| Materials provided |
---------------

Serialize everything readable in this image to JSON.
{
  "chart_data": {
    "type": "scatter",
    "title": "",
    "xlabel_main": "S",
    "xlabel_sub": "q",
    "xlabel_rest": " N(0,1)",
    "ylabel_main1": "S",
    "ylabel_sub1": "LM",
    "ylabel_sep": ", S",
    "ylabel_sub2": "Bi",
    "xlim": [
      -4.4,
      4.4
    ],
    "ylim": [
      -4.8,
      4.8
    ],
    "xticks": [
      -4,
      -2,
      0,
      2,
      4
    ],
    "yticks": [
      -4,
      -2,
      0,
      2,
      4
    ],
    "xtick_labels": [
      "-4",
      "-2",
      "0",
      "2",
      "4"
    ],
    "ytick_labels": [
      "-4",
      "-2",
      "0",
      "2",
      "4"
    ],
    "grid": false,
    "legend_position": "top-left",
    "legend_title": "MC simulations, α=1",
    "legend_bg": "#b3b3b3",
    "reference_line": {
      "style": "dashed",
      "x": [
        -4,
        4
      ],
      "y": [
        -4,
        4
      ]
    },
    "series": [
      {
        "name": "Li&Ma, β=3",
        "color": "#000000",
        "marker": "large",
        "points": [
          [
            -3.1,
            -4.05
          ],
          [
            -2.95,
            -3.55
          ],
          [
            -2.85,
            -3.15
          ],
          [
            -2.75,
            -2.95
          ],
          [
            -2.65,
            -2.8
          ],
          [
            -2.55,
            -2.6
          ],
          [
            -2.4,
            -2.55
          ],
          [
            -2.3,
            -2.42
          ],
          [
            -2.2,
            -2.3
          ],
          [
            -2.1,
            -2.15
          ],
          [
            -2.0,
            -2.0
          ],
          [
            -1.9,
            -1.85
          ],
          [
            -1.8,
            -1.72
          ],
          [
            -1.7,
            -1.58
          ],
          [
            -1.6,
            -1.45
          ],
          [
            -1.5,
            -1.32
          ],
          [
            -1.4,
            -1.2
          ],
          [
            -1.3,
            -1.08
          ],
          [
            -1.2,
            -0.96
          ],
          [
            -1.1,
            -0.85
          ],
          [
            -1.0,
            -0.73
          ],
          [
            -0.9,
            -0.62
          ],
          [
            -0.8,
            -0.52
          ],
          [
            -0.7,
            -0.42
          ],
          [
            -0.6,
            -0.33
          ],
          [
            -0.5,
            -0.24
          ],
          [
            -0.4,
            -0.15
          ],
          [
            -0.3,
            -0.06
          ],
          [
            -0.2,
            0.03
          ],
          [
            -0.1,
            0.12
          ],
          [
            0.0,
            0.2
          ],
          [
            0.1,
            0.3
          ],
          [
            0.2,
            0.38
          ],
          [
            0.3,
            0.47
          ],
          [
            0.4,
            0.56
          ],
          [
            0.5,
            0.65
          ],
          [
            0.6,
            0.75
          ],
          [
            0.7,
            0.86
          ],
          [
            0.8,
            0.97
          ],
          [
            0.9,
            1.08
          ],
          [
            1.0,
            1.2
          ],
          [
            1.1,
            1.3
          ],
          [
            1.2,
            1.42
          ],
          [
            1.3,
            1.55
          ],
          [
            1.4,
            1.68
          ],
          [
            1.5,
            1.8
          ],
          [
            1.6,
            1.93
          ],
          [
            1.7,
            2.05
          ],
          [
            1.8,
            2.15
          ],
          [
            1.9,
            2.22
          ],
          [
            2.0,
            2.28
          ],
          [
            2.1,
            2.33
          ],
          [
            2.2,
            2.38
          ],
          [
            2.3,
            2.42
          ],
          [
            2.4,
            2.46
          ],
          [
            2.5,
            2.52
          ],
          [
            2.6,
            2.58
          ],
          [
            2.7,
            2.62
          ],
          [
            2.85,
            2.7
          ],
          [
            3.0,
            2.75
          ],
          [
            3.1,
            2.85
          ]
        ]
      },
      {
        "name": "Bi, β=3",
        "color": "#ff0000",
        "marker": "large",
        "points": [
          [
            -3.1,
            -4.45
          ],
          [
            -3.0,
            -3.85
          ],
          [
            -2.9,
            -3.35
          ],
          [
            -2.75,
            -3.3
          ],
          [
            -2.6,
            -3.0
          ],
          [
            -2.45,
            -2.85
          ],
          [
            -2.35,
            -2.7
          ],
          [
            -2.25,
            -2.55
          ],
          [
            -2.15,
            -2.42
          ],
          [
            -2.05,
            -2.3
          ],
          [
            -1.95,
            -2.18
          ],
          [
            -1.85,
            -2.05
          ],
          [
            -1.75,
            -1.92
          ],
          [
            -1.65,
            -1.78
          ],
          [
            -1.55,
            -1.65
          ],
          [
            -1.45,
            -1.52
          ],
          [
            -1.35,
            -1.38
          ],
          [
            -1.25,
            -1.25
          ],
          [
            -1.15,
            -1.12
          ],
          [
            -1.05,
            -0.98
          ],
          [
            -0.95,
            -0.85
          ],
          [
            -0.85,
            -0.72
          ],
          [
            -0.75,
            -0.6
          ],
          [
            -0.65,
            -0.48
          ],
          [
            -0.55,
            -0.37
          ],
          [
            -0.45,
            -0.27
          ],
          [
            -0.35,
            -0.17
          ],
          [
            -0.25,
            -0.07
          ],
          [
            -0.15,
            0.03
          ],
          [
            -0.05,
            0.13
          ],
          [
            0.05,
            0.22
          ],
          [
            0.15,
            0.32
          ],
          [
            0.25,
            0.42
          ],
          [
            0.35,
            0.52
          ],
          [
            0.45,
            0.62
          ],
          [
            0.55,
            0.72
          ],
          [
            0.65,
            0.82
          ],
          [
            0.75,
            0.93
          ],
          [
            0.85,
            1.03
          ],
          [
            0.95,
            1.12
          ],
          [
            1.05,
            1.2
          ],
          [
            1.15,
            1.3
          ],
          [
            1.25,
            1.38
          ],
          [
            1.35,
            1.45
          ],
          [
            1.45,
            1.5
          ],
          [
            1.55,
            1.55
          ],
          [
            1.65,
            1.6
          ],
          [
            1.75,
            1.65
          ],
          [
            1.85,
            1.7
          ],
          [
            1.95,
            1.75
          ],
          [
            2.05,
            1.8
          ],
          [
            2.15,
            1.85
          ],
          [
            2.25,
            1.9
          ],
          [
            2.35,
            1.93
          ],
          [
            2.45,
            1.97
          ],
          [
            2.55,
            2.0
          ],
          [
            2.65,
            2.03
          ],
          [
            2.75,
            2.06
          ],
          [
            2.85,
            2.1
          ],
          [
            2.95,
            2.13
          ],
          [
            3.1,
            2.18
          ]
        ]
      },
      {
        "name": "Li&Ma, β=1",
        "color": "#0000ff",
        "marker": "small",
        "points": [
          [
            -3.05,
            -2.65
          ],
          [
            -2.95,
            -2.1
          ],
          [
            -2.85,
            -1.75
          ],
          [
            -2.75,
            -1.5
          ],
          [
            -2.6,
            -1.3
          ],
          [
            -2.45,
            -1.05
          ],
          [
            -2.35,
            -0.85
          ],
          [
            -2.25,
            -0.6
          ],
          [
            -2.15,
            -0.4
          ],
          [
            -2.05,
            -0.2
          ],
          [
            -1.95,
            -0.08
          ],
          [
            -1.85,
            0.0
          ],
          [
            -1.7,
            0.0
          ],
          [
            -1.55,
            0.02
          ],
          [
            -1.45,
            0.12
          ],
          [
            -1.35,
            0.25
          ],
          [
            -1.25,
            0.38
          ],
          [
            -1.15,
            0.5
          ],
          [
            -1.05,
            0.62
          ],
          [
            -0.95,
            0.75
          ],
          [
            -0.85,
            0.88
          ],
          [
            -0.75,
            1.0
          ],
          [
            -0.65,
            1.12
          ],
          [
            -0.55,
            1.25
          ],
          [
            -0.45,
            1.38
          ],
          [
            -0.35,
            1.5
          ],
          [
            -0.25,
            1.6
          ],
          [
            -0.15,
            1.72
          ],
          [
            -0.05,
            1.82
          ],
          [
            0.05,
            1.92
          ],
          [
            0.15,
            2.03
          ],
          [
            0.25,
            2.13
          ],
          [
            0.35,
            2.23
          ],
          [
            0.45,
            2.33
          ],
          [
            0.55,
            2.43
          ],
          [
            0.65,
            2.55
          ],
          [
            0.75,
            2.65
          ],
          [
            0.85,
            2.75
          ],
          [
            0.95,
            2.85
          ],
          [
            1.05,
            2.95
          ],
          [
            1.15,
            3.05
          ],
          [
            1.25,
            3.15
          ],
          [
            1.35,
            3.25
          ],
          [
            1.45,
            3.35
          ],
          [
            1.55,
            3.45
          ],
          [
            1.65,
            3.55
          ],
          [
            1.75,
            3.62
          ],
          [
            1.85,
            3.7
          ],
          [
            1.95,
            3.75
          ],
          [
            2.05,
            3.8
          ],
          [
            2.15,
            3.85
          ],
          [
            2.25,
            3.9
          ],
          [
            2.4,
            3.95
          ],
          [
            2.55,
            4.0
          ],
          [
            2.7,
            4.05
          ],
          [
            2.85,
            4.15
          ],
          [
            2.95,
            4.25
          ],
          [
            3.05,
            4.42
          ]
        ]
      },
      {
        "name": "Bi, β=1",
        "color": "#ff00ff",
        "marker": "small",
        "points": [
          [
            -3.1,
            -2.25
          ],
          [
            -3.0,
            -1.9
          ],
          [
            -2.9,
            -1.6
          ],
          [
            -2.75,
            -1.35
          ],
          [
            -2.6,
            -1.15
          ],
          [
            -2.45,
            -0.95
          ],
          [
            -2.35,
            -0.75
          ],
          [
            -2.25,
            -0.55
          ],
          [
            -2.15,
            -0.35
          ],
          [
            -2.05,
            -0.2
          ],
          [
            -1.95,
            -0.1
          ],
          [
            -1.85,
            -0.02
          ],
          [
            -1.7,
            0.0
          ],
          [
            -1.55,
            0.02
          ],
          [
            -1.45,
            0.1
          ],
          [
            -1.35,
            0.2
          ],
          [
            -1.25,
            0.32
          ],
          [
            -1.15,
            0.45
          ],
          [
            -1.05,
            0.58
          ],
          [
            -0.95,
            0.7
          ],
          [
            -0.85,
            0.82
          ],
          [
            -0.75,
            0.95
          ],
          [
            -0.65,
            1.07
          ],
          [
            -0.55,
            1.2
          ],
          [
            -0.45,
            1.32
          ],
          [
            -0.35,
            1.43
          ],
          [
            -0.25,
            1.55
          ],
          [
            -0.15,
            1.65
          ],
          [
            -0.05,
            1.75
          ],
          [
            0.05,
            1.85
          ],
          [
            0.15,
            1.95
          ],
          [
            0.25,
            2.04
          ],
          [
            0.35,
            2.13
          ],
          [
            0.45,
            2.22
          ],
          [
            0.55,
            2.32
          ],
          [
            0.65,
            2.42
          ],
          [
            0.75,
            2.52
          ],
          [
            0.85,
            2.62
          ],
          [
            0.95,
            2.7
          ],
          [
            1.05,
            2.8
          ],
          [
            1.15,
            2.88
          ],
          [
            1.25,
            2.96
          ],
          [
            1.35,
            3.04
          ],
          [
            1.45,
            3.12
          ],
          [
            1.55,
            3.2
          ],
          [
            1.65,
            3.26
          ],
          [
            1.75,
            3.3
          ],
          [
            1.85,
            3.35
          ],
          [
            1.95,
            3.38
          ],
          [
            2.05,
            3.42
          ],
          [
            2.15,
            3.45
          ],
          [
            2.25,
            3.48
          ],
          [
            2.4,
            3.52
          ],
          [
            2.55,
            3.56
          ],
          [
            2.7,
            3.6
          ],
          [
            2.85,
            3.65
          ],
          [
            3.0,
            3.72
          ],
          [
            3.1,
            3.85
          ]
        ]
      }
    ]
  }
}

---------------

| Short exercise |
Select every line above that contains the word "name", and copy it.

| Full answer |
        "name": "Li&Ma, β=3",
        "name": "Bi, β=3",
        "name": "Li&Ma, β=1",
        "name": "Bi, β=1",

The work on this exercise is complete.